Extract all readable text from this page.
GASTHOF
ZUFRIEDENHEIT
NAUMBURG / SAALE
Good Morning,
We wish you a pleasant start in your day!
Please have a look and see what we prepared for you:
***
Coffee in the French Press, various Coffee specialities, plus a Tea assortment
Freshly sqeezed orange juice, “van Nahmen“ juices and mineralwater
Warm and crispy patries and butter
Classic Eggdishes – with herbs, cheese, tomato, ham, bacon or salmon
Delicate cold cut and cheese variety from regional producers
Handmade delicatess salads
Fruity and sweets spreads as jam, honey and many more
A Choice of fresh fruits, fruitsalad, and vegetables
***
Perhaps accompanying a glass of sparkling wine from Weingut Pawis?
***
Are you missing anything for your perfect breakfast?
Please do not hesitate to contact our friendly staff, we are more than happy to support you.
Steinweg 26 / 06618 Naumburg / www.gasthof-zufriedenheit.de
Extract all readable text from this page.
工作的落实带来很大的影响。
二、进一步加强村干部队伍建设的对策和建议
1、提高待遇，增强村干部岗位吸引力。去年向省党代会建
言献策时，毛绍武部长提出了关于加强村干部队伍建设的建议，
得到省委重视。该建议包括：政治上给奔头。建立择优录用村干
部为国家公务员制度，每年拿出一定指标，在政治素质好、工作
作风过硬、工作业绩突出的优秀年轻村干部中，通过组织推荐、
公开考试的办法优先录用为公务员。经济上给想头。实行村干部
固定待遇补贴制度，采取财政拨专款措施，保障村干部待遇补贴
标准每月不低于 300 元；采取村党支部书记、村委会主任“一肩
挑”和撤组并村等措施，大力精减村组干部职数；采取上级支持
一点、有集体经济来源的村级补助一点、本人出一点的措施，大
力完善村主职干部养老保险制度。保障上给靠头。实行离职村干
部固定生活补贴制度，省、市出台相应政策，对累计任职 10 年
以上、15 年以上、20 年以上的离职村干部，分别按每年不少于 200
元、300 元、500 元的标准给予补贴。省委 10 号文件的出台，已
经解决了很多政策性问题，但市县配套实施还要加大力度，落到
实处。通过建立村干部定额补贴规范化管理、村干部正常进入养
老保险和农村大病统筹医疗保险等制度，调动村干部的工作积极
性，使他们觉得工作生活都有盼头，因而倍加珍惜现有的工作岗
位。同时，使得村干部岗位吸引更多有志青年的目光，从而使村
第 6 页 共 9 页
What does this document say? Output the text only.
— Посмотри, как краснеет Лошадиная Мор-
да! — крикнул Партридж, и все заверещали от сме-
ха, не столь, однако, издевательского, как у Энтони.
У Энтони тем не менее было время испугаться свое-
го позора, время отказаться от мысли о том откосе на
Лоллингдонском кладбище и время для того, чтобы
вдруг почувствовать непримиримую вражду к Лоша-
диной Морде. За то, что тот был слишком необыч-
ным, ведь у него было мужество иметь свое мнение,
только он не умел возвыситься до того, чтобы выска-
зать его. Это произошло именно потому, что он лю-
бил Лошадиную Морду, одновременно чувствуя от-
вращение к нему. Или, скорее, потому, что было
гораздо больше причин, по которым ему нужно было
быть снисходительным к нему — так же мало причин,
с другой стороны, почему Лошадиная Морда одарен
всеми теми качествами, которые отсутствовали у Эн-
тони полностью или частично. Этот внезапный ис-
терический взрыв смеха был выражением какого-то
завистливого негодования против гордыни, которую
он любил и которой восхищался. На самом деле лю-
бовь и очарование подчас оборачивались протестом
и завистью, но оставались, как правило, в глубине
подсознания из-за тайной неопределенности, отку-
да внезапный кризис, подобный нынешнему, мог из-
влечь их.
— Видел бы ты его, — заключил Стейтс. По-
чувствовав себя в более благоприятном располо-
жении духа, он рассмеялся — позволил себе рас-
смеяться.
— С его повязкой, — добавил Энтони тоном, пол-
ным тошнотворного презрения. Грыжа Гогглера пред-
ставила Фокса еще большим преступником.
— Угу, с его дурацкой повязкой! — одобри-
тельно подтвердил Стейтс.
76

◇ ◇ ◇ ◇

Give only the count of lines in this material that contain the string "Энтони".

3